# RECORDS TO USE:
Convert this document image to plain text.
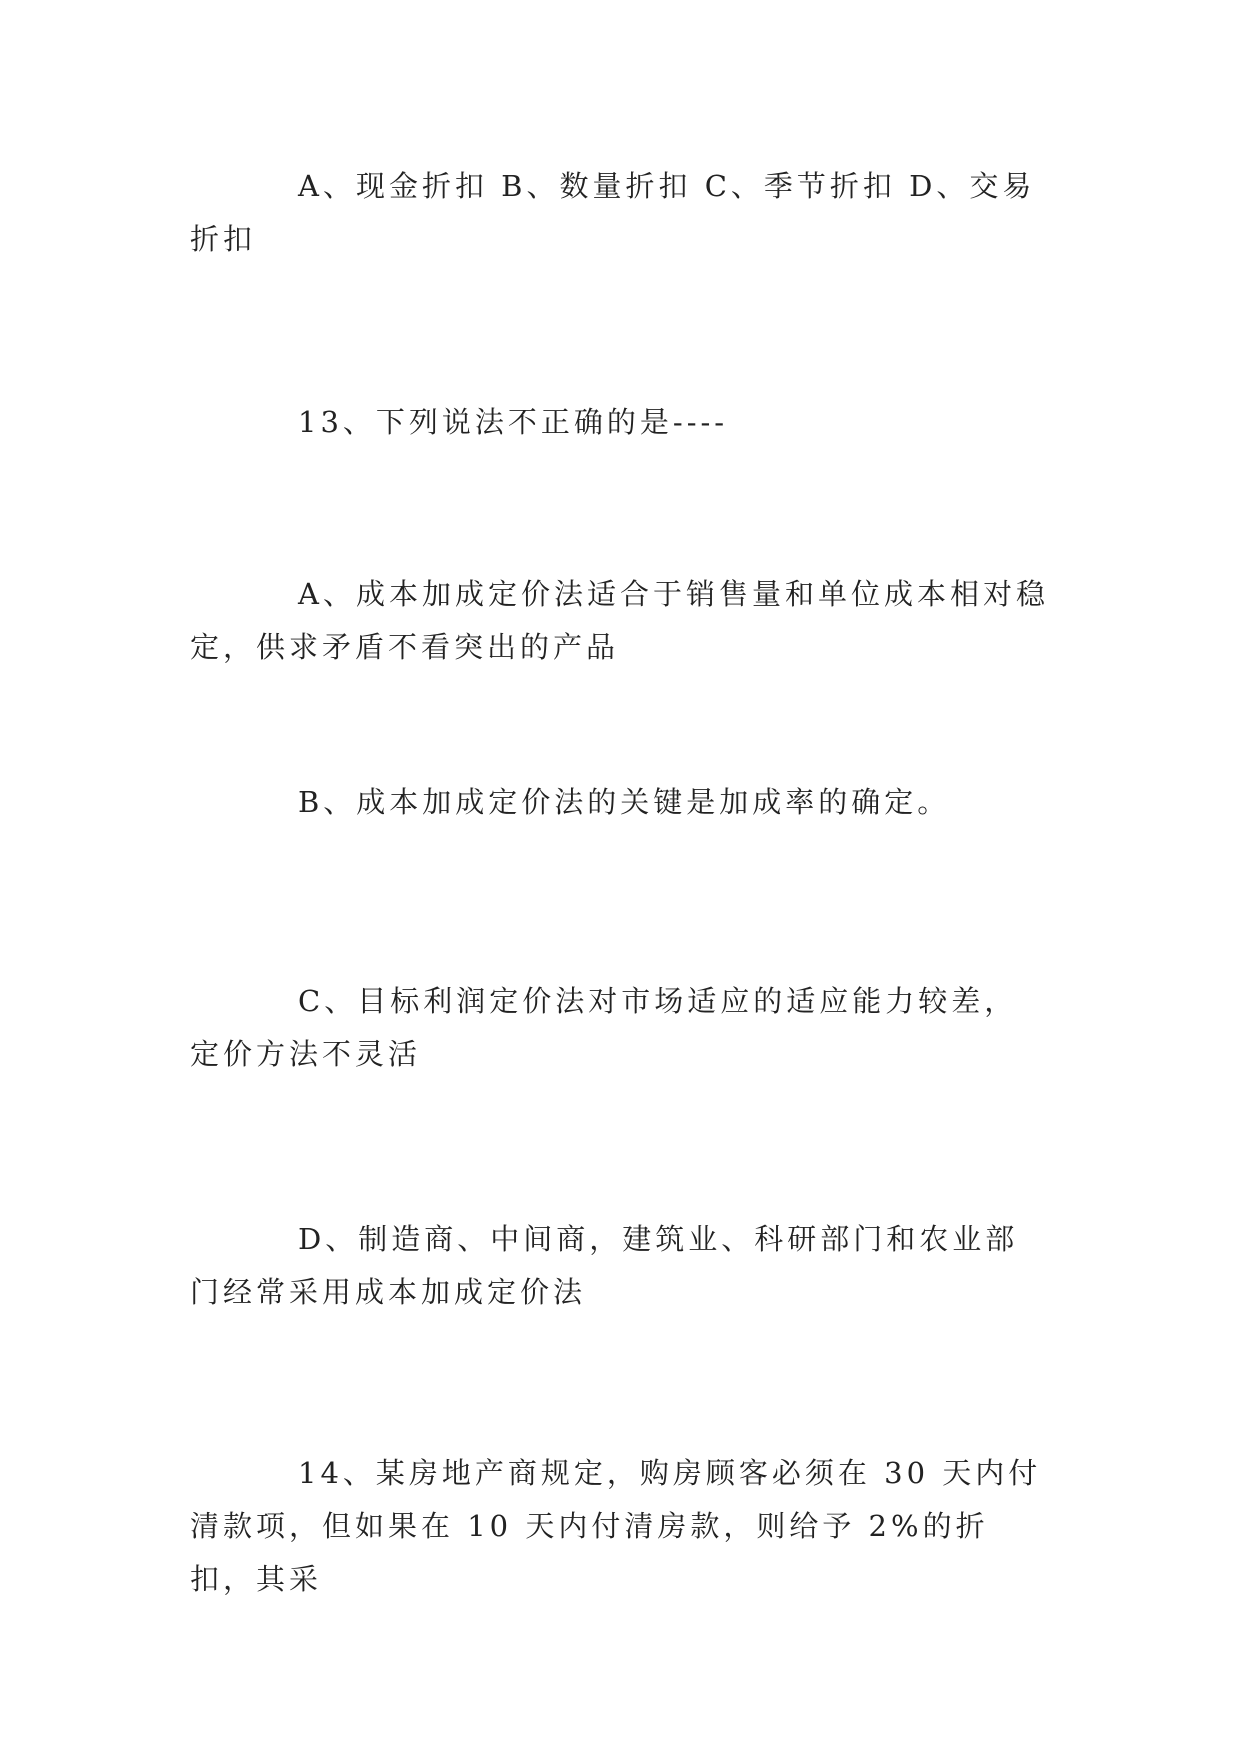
A、现金折扣 B、数量折扣 C、季节折扣 D、交易折扣

13、下列说法不正确的是----

A、成本加成定价法适合于销售量和单位成本相对稳定，供求矛盾不看突出的产品

B、成本加成定价法的关键是加成率的确定。

C、目标利润定价法对市场适应的适应能力较差，定价方法不灵活

D、制造商、中间商，建筑业、科研部门和农业部门经常采用成本加成定价法

14、某房地产商规定，购房顾客必须在 30 天内付清款项，但如果在 10 天内付清房款，则给予 2%的折扣，其采
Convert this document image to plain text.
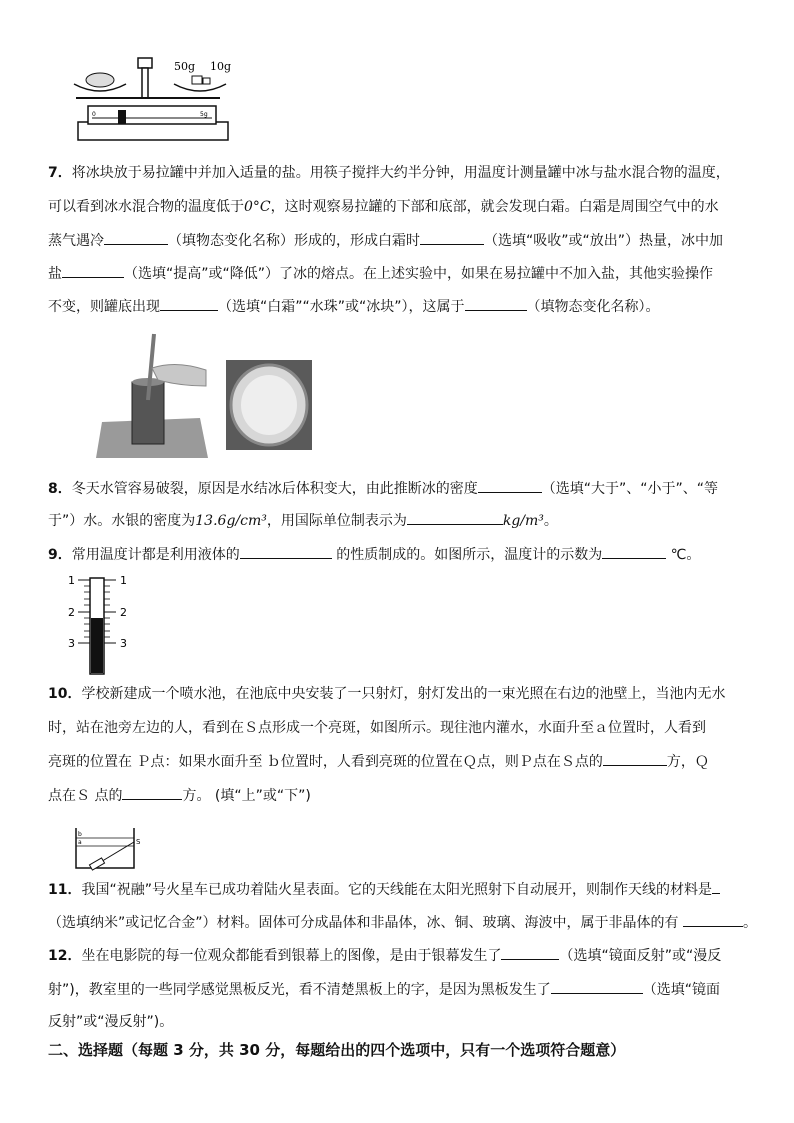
50g 10g
0	5g
7．将冰块放于易拉罐中并加入适量的盐。用筷子搅拌大约半分钟，用温度计测量罐中冰与盐水混合物的温度，
可以看到冰水混合物的温度低于0°C，这时观察易拉罐的下部和底部，就会发现白霜。白霜是周围空气中的水
蒸气遇冷	（填物态变化名称）形成的，形成白霜时	（选填“吸收”或“放出”）热量，冰中加
盐	（选填“提高”或“降低”）了冰的熔点。在上述实验中，如果在易拉罐中不加入盐，其他实验操作
不变，则罐底出现	（选填“白霜”“水珠”或“冰块”），这属于	（填物态变化名称）。
8．冬天水管容易破裂，原因是水结冰后体积变大，由此推断冰的密度	（选填“大于”、“小于”、“等
于”）水。水银的密度为13.6g/cm³，用国际单位制表示为	kg/m³。
9．常用温度计都是利用液体的	的性质制成的。如图所示，温度计的示数为	℃。
1	1
2	2
3	3
10．学校新建成一个喷水池，在池底中央安装了一只射灯，射灯发出的一束光照在右边的池壁上，当池内无水
时，站在池旁左边的人，看到在Ｓ点形成一个亮斑，如图所示。现往池内灌水，水面升至ａ位置时，人看到
亮斑的位置在 Ｐ点：如果水面升至 ｂ位置时，人看到亮斑的位置在Ｑ点，则Ｐ点在Ｓ点的	方，Ｑ
点在Ｓ 点的	方。 (填“上”或“下”)
b
a	S
11．我国“祝融”号火星车已成功着陆火星表面。它的天线能在太阳光照射下自动展开，则制作天线的材料是
（选填纳米”或记忆合金”）材料。固体可分成晶体和非晶体，冰、铜、玻璃、海波中，属于非晶体的有	。
12．坐在电影院的每一位观众都能看到银幕上的图像，是由于银幕发生了	（选填“镜面反射”或“漫反
射”)，教室里的一些同学感觉黑板反光，看不清楚黑板上的字，是因为黑板发生了	（选填“镜面
反射”或“漫反射”)。
二、选择题（每题 3 分，共 30 分，每题给出的四个选项中，只有一个选项符合题意）
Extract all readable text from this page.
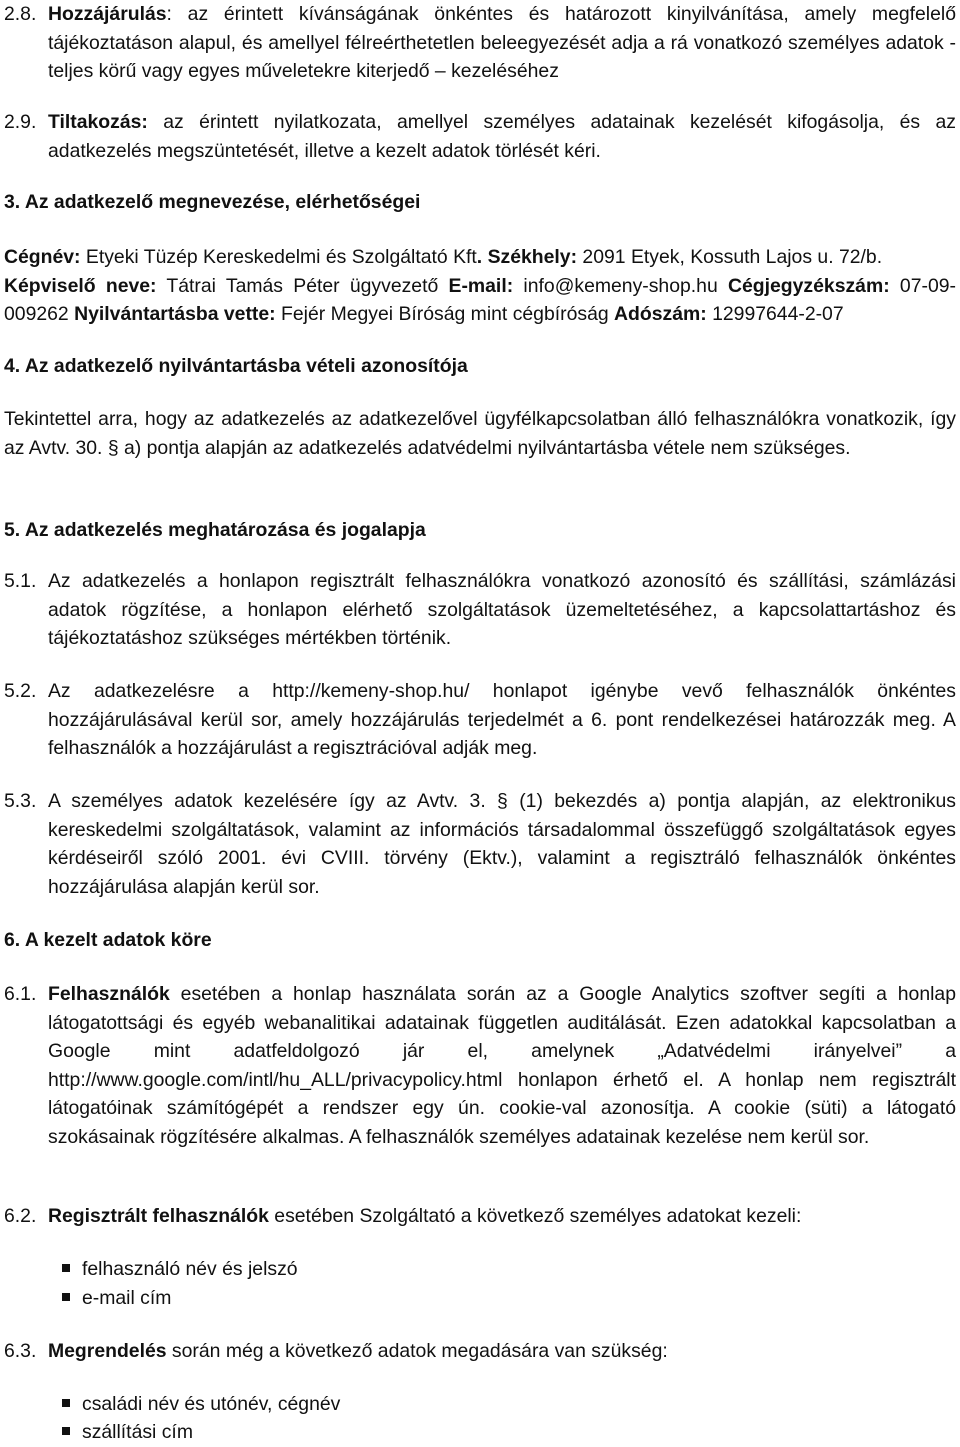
2.8. Hozzájárulás: az érintett kívánságának önkéntes és határozott kinyilvánítása, amely megfelelő tájékoztatáson alapul, és amellyel félreérthetetlen beleegyezését adja a rá vonatkozó személyes adatok - teljes körű vagy egyes műveletekre kiterjedő – kezeléséhez
2.9. Tiltakozás: az érintett nyilatkozata, amellyel személyes adatainak kezelését kifogásolja, és az adatkezelés megszüntetését, illetve a kezelt adatok törlését kéri.
3. Az adatkezelő megnevezése, elérhetőségei
Cégnév: Etyeki Tüzép Kereskedelmi és Szolgáltató Kft. Székhely: 2091 Etyek, Kossuth Lajos u. 72/b.
Képviselő neve: Tátrai Tamás Péter ügyvezető E-mail: info@kemeny-shop.hu Cégjegyzékszám: 07-09-009262 Nyilvántartásba vette: Fejér Megyei Bíróság mint cégbíróság Adószám: 12997644-2-07
4. Az adatkezelő nyilvántartásba vételi azonosítója
Tekintettel arra, hogy az adatkezelés az adatkezelővel ügyfélkapcsolatban álló felhasználókra vonatkozik, így az Avtv. 30. § a) pontja alapján az adatkezelés adatvédelmi nyilvántartásba vétele nem szükséges.
5. Az adatkezelés meghatározása és jogalapja
5.1. Az adatkezelés a honlapon regisztrált felhasználókra vonatkozó azonosító és szállítási, számlázási adatok rögzítése, a honlapon elérhető szolgáltatások üzemeltetéséhez, a kapcsolattartáshoz és tájékoztatáshoz szükséges mértékben történik.
5.2. Az adatkezelésre a http://kemeny-shop.hu/ honlapot igénybe vevő felhasználók önkéntes hozzájárulásával kerül sor, amely hozzájárulás terjedelmét a 6. pont rendelkezései határozzák meg. A felhasználók a hozzájárulást a regisztrációval adják meg.
5.3. A személyes adatok kezelésére így az Avtv. 3. § (1) bekezdés a) pontja alapján, az elektronikus kereskedelmi szolgáltatások, valamint az információs társadalommal összefüggő szolgáltatások egyes kérdéseiről szóló 2001. évi CVIII. törvény (Ektv.), valamint a regisztráló felhasználók önkéntes hozzájárulása alapján kerül sor.
6. A kezelt adatok köre
6.1. Felhasználók esetében a honlap használata során az a Google Analytics szoftver segíti a honlap látogatottsági és egyéb webanalitikai adatainak független auditálását. Ezen adatokkal kapcsolatban a Google mint adatfeldolgozó jár el, amelynek „Adatvédelmi irányelvei” a http://www.google.com/intl/hu_ALL/privacypolicy.html honlapon érhető el. A honlap nem regisztrált látogatóinak számítógépét a rendszer egy ún. cookie-val azonosítja. A cookie (süti) a látogató szokásainak rögzítésére alkalmas. A felhasználók személyes adatainak kezelése nem kerül sor.
6.2. Regisztrált felhasználók esetében Szolgáltató a következő személyes adatokat kezeli:
felhasználó név és jelszó
e-mail cím
6.3. Megrendelés során még a következő adatok megadására van szükség:
családi név és utónév, cégnév
szállítási cím
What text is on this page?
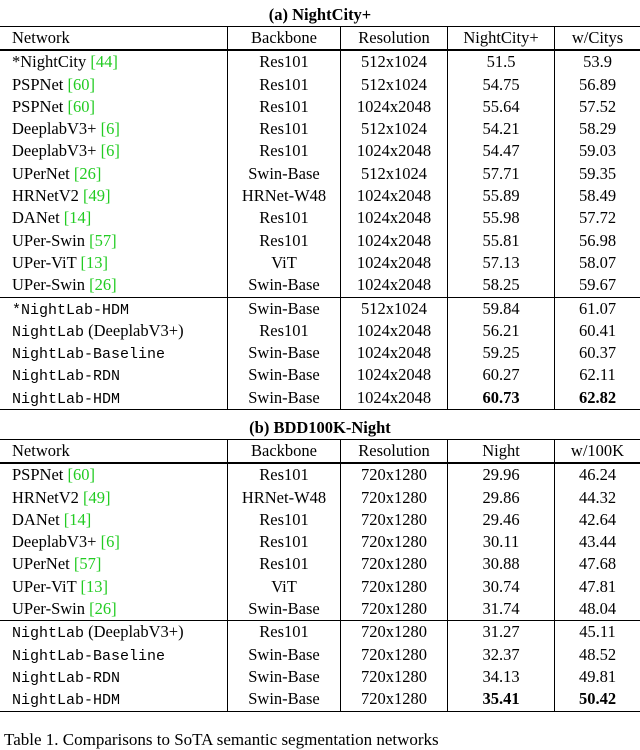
(a) NightCity+
Network	Backbone	Resolution	NightCity+	w/Citys
*NightCity [44]	Res101	512x1024	51.5	53.9
PSPNet [60]	Res101	512x1024	54.75	56.89
PSPNet [60]	Res101	1024x2048	55.64	57.52
DeeplabV3+ [6]	Res101	512x1024	54.21	58.29
DeeplabV3+ [6]	Res101	1024x2048	54.47	59.03
UPerNet [26]	Swin-Base	512x1024	57.71	59.35
HRNetV2 [49]	HRNet-W48	1024x2048	55.89	58.49
DANet [14]	Res101	1024x2048	55.98	57.72
UPer-Swin [57]	Res101	1024x2048	55.81	56.98
UPer-ViT [13]	ViT	1024x2048	57.13	58.07
UPer-Swin [26]	Swin-Base	1024x2048	58.25	59.67
*NightLab-HDM	Swin-Base	512x1024	59.84	61.07
NightLab (DeeplabV3+)	Res101	1024x2048	56.21	60.41
NightLab-Baseline	Swin-Base	1024x2048	59.25	60.37
NightLab-RDN	Swin-Base	1024x2048	60.27	62.11
NightLab-HDM	Swin-Base	1024x2048	60.73	62.82
(b) BDD100K-Night
Network	Backbone	Resolution	Night	w/100K
PSPNet [60]	Res101	720x1280	29.96	46.24
HRNetV2 [49]	HRNet-W48	720x1280	29.86	44.32
DANet [14]	Res101	720x1280	29.46	42.64
DeeplabV3+ [6]	Res101	720x1280	30.11	43.44
UPerNet [57]	Res101	720x1280	30.88	47.68
UPer-ViT [13]	ViT	720x1280	30.74	47.81
UPer-Swin [26]	Swin-Base	720x1280	31.74	48.04
NightLab (DeeplabV3+)	Res101	720x1280	31.27	45.11
NightLab-Baseline	Swin-Base	720x1280	32.37	48.52
NightLab-RDN	Swin-Base	720x1280	34.13	49.81
NightLab-HDM	Swin-Base	720x1280	35.41	50.42
Table 1. Comparisons to SoTA semantic segmentation networks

# TO DO:
Every line above that contains the word "pontja" should be reported.

# ANSWER IN FULL:
Tekintettel arra, hogy az adatkezelés az adatkezelővel ügyfélkapcsolatban álló felhasználókra vonatkozik, így az Avtv. 30. § a) pontja alapján az adatkezelés adatvédelmi nyilvántartásba vétele nem szükséges.
5.3. A személyes adatok kezelésére így az Avtv. 3. § (1) bekezdés a) pontja alapján, az elektronikus kereskedelmi szolgáltatások, valamint az információs társadalommal összefüggő szolgáltatások egyes kérdéseiről szóló 2001. évi CVIII. törvény (Ektv.), valamint a regisztráló felhasználók önkéntes hozzájárulása alapján kerül sor.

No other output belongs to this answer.